+++ RECORDS FOR THE TASK

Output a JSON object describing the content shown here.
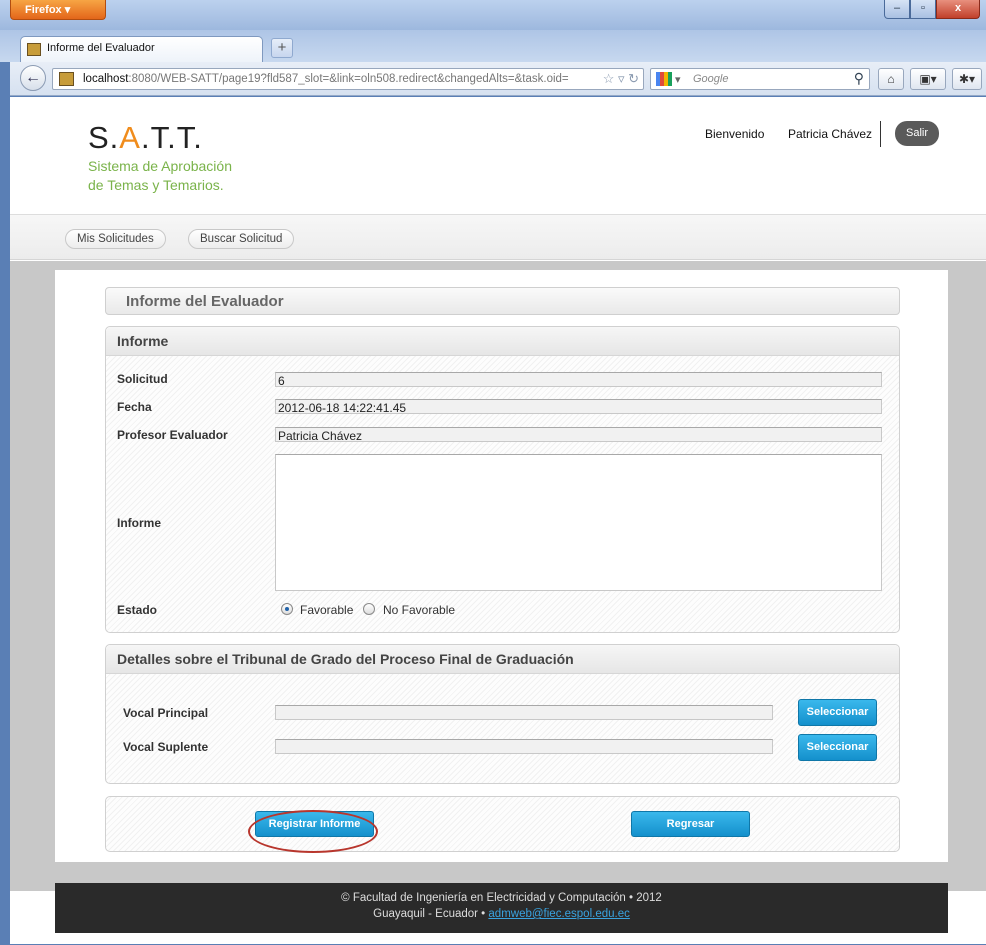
{
  "browser": {
    "app_button": "Firefox",
    "tab_title": "Informe del Evaluador",
    "url_host": "localhost",
    "url_rest": ":8080/WEB-SATT/page19?fld587_slot=&link=oln508.redirect&changedAlts=&task.oid=",
    "search_placeholder": "Google"
  },
  "header": {
    "logo_s": "S.",
    "logo_a": "A",
    "logo_tt": ".T.T.",
    "subtitle_line1": "Sistema de Aprobación",
    "subtitle_line2": "de Temas y Temarios.",
    "welcome": "Bienvenido",
    "user": "Patricia Chávez",
    "logout": "Salir"
  },
  "menu": {
    "items": [
      "Mis Solicitudes",
      "Buscar Solicitud"
    ]
  },
  "page": {
    "title": "Informe del Evaluador"
  },
  "informe": {
    "title": "Informe",
    "solicitud_label": "Solicitud",
    "solicitud_value": "6",
    "fecha_label": "Fecha",
    "fecha_value": "2012-06-18 14:22:41.45",
    "profesor_label": "Profesor Evaluador",
    "profesor_value": "Patricia Chávez",
    "informe_label": "Informe",
    "informe_value": "",
    "estado_label": "Estado",
    "estado_options": [
      "Favorable",
      "No Favorable"
    ],
    "estado_selected": "Favorable"
  },
  "tribunal": {
    "title": "Detalles sobre el Tribunal de Grado del Proceso Final de Graduación",
    "principal_label": "Vocal Principal",
    "principal_value": "",
    "suplente_label": "Vocal Suplente",
    "suplente_value": "",
    "select_label": "Seleccionar"
  },
  "actions": {
    "register": "Registrar Informe",
    "back": "Regresar"
  },
  "footer": {
    "line1": "© Facultad de Ingeniería en Electricidad y Computación • 2012",
    "line2_prefix": "Guayaquil - Ecuador • ",
    "email": "admweb@fiec.espol.edu.ec"
  },
  "colors": {
    "accent_orange": "#f08c1c",
    "subtitle_green": "#7ab34a",
    "button_blue": "#1490cc",
    "highlight_red": "#b8362d",
    "footer_bg": "#2a2a2a"
  }
}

++++++

Check each line above for the word "Favorable" and copy the ones that have it.

      "Favorable",
      "No Favorable"
    "estado_selected": "Favorable"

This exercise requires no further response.